━━━━━ Dataset excerpts ━━━━━
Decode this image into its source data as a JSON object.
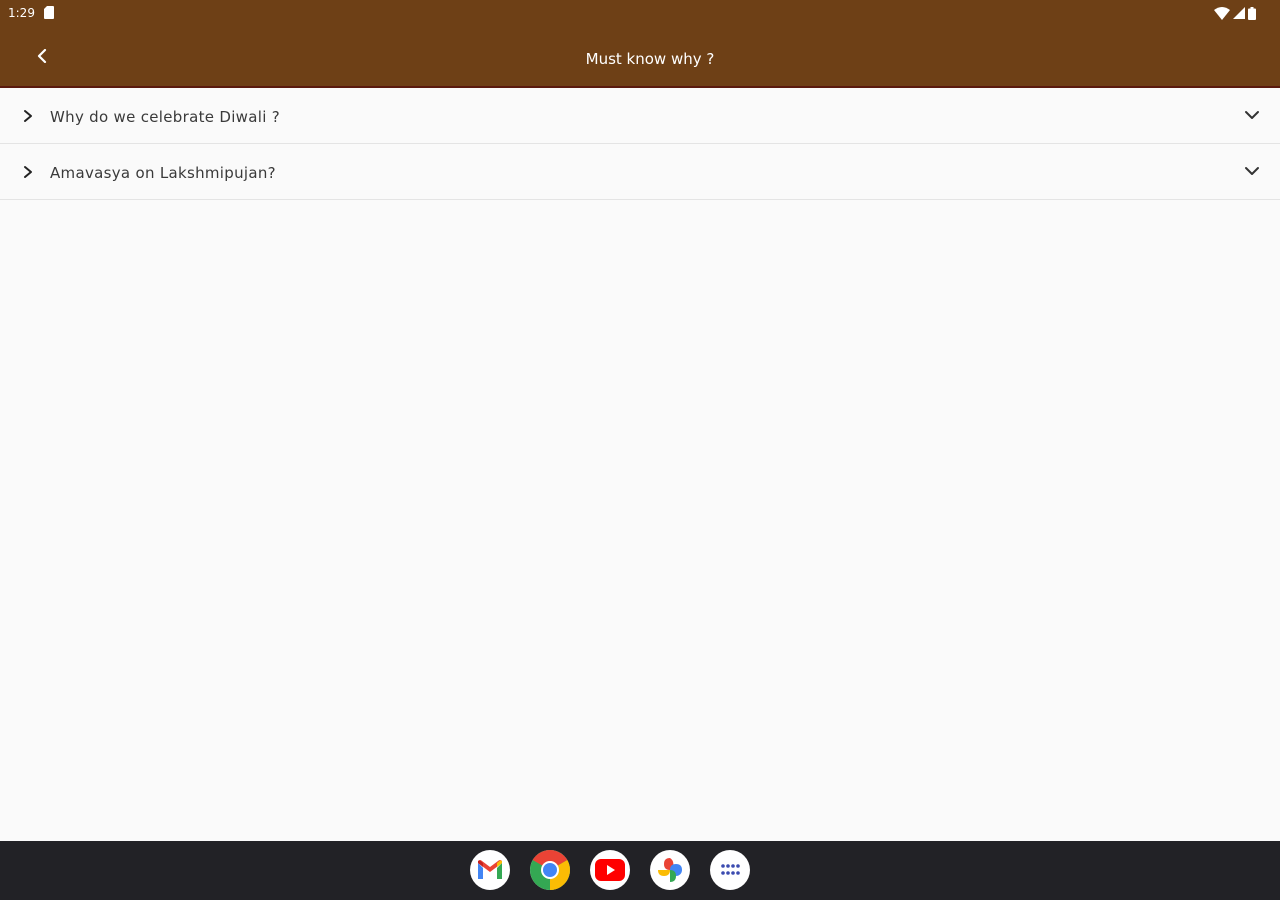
{
  "status_bar": {
    "time": "1:29",
    "icons": [
      "sd-card-icon",
      "wifi-icon",
      "signal-icon",
      "battery-icon"
    ]
  },
  "app_bar": {
    "title": "Must know why ?",
    "back_icon": "back-arrow-icon",
    "background_color": "#6e4016",
    "border_color": "#5a1a0e"
  },
  "faq": {
    "items": [
      {
        "question": "Why do we celebrate Diwali ?"
      },
      {
        "question": "Amavasya on Lakshmipujan?"
      }
    ]
  },
  "dock": {
    "apps": [
      "gmail-icon",
      "chrome-icon",
      "youtube-icon",
      "photos-icon",
      "app-drawer-icon"
    ],
    "background_color": "#222226"
  }
}
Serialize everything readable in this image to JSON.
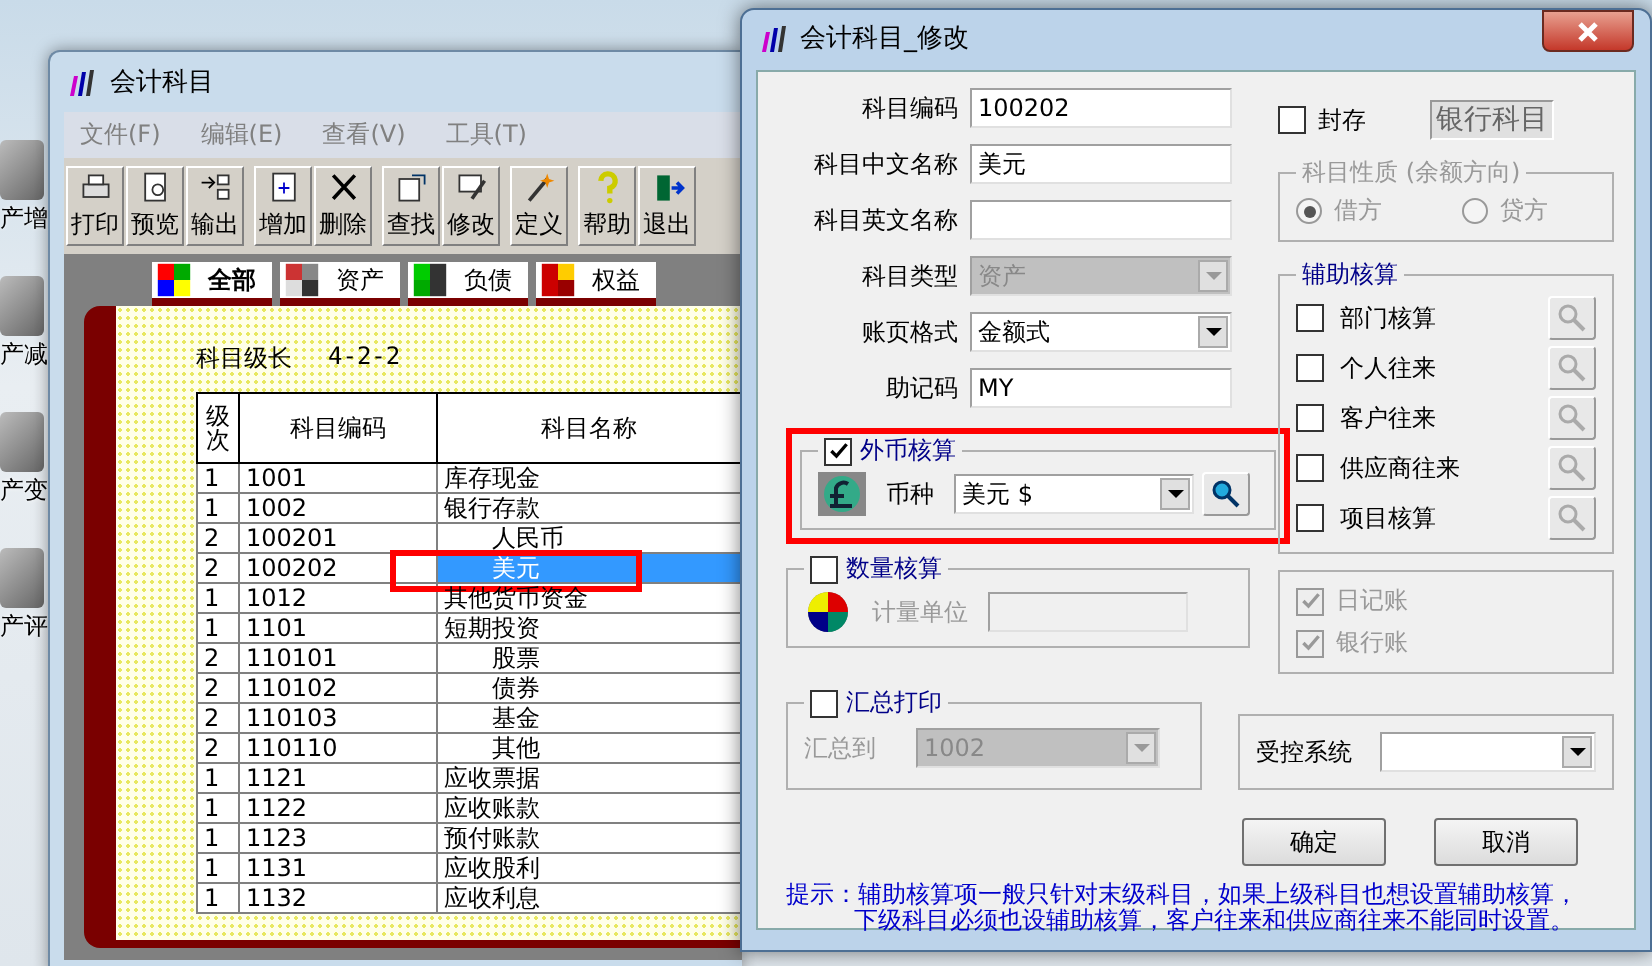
{
  "desktop_icons": [
    {
      "label": "产增"
    },
    {
      "label": "产减"
    },
    {
      "label": "产变"
    },
    {
      "label": "产评"
    }
  ],
  "main_window": {
    "title": "会计科目",
    "menu": [
      "文件(F)",
      "编辑(E)",
      "查看(V)",
      "工具(T)"
    ],
    "toolbar_groups": [
      [
        "打印",
        "预览",
        "输出"
      ],
      [
        "增加",
        "删除"
      ],
      [
        "查找",
        "修改"
      ],
      [
        "定义"
      ],
      [
        "帮助",
        "退出"
      ]
    ],
    "tabs": [
      {
        "label": "全部",
        "selected": true
      },
      {
        "label": "资产",
        "selected": false
      },
      {
        "label": "负债",
        "selected": false
      },
      {
        "label": "权益",
        "selected": false
      }
    ],
    "level_length_label": "科目级长",
    "level_length": "4-2-2",
    "table": {
      "columns": [
        "级次",
        "科目编码",
        "科目名称"
      ],
      "rows": [
        {
          "level": "1",
          "code": "1001",
          "name": "库存现金",
          "selected": false
        },
        {
          "level": "1",
          "code": "1002",
          "name": "银行存款",
          "selected": false,
          "children": [
            {
              "level": "2",
              "code": "100201",
              "name": "人民币",
              "selected": false
            },
            {
              "level": "2",
              "code": "100202",
              "name": "美元",
              "selected": true,
              "highlighted": true
            }
          ]
        },
        {
          "level": "1",
          "code": "1012",
          "name": "其他货币资金",
          "selected": false
        },
        {
          "level": "1",
          "code": "1101",
          "name": "短期投资",
          "selected": false,
          "children": [
            {
              "level": "2",
              "code": "110101",
              "name": "股票",
              "selected": false
            },
            {
              "level": "2",
              "code": "110102",
              "name": "债券",
              "selected": false
            },
            {
              "level": "2",
              "code": "110103",
              "name": "基金",
              "selected": false
            },
            {
              "level": "2",
              "code": "110110",
              "name": "其他",
              "selected": false
            }
          ]
        },
        {
          "level": "1",
          "code": "1121",
          "name": "应收票据",
          "selected": false
        },
        {
          "level": "1",
          "code": "1122",
          "name": "应收账款",
          "selected": false
        },
        {
          "level": "1",
          "code": "1123",
          "name": "预付账款",
          "selected": false
        },
        {
          "level": "1",
          "code": "1131",
          "name": "应收股利",
          "selected": false
        },
        {
          "level": "1",
          "code": "1132",
          "name": "应收利息",
          "selected": false
        }
      ]
    }
  },
  "dialog": {
    "title": "会计科目_修改",
    "fields": [
      {
        "kind": "text",
        "label": "科目编码",
        "value": "100202"
      },
      {
        "kind": "text",
        "label": "科目中文名称",
        "value": "美元"
      },
      {
        "kind": "text",
        "label": "科目英文名称"
      },
      {
        "kind": "select",
        "label": "科目类型",
        "value": "资产",
        "disabled": true
      },
      {
        "kind": "select",
        "label": "账页格式",
        "value": "金额式",
        "disabled": false
      },
      {
        "kind": "text",
        "label": "助记码",
        "value": "MY"
      }
    ],
    "sealed": {
      "label": "封存",
      "checked": false
    },
    "bank_label": "银行科目",
    "balance_direction": {
      "title": "科目性质 (余额方向)",
      "disabled": true,
      "options": [
        {
          "label": "借方",
          "selected": true
        },
        {
          "label": "贷方",
          "selected": false
        }
      ]
    },
    "auxiliary": {
      "title": "辅助核算",
      "items": [
        {
          "label": "部门核算",
          "checked": false
        },
        {
          "label": "个人往来",
          "checked": false
        },
        {
          "label": "客户往来",
          "checked": false
        },
        {
          "label": "供应商往来",
          "checked": false
        },
        {
          "label": "项目核算",
          "checked": false
        }
      ]
    },
    "ledgers": [
      {
        "label": "日记账",
        "checked": true,
        "disabled": true
      },
      {
        "label": "银行账",
        "checked": true,
        "disabled": true
      }
    ],
    "foreign_currency": {
      "label": "外币核算",
      "checked": true,
      "highlighted": true,
      "currency_label": "币种",
      "currency": "美元 $"
    },
    "quantity": {
      "label": "数量核算",
      "checked": false,
      "unit_label": "计量单位"
    },
    "summary_print": {
      "label": "汇总打印",
      "checked": false,
      "target_label": "汇总到",
      "target": "1002"
    },
    "controlled_system": {
      "label": "受控系统"
    },
    "buttons": [
      "确定",
      "取消"
    ],
    "hint_lines": [
      "提示：辅助核算项一般只针对末级科目，如果上级科目也想设置辅助核算，",
      "下级科目必须也设辅助核算，客户往来和供应商往来不能同时设置。"
    ]
  }
}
━━━━━
◆ Stated goal
Of the lines in the material, how many contain the word "true"? Reply with the number and nothing else.

◆ Task solution
12